start Extracted entries

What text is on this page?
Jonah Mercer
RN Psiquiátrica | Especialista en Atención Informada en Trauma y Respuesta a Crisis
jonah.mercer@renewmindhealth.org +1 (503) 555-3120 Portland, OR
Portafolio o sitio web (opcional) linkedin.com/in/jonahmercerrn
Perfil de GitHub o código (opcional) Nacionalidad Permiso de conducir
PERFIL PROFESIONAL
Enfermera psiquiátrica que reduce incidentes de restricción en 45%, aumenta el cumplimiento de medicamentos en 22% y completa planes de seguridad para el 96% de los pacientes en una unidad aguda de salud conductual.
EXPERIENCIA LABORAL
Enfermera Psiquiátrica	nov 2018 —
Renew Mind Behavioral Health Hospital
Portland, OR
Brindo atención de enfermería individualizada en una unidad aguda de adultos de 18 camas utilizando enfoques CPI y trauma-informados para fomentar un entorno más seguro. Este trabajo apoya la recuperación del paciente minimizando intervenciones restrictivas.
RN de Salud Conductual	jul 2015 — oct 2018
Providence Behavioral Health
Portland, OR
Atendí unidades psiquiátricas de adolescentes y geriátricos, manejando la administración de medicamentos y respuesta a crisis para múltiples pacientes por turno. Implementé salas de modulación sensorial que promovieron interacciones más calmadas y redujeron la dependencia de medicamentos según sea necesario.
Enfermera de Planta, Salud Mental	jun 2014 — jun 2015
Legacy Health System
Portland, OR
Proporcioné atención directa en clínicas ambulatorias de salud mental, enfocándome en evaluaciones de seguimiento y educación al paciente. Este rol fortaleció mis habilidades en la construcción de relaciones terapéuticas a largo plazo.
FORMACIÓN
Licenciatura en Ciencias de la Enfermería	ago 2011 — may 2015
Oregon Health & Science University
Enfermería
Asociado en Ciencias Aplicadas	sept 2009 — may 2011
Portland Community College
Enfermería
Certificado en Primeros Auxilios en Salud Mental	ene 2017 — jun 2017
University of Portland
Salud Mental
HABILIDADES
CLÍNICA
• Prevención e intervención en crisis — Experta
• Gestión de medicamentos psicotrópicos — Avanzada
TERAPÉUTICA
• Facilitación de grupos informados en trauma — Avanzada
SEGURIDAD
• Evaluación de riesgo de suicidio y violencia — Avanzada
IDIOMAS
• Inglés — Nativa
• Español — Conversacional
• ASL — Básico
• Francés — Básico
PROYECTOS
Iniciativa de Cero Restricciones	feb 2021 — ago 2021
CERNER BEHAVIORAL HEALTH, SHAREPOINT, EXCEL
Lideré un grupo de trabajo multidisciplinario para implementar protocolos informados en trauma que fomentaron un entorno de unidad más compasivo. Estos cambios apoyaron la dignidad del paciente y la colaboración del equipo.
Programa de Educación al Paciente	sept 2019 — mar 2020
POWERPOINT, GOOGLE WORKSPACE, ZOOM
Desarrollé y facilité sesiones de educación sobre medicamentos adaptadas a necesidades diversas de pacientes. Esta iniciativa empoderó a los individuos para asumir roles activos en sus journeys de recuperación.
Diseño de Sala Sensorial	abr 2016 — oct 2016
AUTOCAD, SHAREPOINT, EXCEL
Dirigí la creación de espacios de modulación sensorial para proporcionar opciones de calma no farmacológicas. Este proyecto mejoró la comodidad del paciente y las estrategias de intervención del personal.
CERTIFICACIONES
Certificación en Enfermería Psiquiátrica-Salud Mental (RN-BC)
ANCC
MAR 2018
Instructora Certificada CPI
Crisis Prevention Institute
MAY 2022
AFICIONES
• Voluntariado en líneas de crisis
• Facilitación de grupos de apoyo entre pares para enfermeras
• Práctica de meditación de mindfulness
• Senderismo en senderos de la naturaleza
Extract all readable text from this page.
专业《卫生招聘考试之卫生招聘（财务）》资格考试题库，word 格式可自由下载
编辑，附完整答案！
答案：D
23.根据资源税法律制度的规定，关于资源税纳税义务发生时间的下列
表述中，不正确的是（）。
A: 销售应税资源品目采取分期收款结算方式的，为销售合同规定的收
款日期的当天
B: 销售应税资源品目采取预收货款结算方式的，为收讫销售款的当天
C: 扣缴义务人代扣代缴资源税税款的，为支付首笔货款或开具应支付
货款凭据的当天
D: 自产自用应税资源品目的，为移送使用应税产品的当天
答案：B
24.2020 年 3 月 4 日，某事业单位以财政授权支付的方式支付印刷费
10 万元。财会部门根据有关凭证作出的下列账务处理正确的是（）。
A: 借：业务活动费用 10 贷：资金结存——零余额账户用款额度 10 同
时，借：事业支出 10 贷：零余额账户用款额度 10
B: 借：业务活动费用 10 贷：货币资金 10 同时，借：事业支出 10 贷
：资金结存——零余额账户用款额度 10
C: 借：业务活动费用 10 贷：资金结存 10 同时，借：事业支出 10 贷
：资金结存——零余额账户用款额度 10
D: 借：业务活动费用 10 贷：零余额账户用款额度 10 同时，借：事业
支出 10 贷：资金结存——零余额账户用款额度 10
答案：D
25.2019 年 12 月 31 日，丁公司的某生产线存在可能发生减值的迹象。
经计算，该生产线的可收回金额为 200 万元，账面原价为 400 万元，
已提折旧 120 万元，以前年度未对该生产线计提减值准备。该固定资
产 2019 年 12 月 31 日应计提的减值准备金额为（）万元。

end Extracted entries

→ Objective
Determine the number of lines where the string "Facilitación" occurs, and give that number only.

→ Result of this exercise
2